**What is required**
Within the material below, find each line bearing the word "wind" and present it.

____

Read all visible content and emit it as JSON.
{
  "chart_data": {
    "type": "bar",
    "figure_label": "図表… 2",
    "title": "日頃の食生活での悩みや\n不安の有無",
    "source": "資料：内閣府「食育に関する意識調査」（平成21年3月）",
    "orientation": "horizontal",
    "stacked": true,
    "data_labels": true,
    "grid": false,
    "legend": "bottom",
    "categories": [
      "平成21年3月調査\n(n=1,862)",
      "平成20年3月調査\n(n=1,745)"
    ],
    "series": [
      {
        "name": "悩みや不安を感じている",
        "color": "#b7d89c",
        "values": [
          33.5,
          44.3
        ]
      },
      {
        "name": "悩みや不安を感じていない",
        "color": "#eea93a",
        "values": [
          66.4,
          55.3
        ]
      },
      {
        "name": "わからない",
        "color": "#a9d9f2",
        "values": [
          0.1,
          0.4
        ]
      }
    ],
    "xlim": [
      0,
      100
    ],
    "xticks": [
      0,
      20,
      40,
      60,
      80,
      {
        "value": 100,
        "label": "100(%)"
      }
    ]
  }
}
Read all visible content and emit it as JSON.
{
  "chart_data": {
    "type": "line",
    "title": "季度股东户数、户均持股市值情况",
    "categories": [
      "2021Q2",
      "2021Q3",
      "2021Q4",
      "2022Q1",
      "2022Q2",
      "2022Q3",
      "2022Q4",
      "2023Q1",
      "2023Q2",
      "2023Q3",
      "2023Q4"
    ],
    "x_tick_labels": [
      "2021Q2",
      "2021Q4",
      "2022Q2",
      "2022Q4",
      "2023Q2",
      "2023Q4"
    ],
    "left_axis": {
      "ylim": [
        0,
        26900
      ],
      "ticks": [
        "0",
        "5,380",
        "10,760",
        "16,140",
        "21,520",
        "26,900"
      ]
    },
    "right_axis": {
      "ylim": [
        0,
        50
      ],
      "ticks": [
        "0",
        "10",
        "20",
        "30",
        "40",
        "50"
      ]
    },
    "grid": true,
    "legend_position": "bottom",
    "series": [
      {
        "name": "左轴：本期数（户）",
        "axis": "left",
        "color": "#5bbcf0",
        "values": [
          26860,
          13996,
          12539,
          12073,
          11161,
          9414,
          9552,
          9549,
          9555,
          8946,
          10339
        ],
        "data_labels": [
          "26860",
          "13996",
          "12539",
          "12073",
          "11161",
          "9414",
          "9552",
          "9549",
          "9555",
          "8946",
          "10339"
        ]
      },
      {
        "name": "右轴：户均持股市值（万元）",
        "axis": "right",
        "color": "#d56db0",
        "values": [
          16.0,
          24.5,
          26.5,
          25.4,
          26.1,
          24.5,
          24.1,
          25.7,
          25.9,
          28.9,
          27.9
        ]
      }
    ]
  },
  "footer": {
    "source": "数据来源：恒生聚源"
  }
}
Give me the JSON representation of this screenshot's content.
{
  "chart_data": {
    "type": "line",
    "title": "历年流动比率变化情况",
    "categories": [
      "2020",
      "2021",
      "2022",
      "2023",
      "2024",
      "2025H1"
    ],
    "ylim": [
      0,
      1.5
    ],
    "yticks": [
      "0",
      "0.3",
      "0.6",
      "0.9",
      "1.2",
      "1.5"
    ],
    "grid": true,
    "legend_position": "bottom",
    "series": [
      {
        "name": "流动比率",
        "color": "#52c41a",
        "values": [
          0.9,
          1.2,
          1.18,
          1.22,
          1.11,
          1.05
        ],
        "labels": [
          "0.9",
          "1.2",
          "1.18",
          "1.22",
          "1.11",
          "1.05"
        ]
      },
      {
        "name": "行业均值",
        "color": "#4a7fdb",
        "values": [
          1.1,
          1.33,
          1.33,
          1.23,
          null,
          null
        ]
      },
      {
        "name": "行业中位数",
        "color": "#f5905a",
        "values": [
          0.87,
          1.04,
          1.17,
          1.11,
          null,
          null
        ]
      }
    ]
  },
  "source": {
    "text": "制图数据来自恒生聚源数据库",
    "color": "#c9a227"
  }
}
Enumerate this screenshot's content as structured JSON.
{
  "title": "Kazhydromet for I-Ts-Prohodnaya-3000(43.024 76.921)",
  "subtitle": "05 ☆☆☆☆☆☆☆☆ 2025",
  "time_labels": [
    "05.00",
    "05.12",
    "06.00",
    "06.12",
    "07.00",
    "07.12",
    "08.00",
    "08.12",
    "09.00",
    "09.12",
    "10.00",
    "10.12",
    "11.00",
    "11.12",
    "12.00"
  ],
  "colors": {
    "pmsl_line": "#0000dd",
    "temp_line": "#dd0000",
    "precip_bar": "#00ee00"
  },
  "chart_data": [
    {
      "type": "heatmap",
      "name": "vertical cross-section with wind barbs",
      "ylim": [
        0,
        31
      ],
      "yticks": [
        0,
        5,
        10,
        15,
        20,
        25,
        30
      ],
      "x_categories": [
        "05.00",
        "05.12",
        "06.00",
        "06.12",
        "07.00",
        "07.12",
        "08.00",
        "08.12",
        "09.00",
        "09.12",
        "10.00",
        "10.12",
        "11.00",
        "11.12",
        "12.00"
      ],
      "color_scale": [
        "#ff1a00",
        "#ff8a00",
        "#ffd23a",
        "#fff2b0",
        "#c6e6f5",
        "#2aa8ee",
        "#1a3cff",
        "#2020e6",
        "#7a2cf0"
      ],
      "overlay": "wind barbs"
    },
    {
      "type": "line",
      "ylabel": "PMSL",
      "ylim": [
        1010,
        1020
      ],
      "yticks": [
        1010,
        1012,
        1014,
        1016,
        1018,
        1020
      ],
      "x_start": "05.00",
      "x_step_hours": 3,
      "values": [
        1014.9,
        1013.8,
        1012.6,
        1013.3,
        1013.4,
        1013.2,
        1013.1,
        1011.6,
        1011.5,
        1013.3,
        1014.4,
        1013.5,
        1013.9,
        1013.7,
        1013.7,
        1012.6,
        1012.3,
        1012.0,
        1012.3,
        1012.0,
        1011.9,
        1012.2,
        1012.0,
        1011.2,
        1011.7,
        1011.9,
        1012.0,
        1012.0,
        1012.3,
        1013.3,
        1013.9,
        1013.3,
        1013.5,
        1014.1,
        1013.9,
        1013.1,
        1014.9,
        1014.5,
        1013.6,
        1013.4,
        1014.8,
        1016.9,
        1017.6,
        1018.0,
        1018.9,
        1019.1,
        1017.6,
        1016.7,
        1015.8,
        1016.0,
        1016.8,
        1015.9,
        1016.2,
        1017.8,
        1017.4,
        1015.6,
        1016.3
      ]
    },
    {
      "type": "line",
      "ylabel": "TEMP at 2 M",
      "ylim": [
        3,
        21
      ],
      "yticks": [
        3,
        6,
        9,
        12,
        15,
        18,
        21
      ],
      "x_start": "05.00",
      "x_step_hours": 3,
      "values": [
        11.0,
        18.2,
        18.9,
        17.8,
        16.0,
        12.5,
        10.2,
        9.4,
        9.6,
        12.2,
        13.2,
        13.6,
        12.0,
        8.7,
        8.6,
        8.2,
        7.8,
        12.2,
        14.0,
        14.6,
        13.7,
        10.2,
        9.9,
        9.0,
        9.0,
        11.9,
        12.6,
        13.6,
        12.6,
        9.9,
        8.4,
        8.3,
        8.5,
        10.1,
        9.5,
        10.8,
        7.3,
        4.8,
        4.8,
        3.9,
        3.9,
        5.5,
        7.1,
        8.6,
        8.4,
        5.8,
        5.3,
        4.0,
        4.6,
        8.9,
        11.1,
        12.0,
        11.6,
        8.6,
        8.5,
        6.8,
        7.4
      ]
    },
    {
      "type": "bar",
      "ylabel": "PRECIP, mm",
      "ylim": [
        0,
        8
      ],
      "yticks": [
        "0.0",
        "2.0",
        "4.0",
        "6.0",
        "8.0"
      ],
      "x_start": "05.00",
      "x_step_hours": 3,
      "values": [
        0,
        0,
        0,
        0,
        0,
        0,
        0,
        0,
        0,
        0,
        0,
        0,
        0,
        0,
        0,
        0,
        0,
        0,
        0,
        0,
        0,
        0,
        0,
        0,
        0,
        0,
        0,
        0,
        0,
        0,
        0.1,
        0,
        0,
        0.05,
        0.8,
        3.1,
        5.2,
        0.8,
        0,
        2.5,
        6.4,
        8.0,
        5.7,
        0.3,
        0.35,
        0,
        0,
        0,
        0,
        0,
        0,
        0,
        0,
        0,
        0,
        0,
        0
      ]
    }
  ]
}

____

**Task answer**
      "name": "vertical cross-section with wind barbs",
      "overlay": "wind barbs"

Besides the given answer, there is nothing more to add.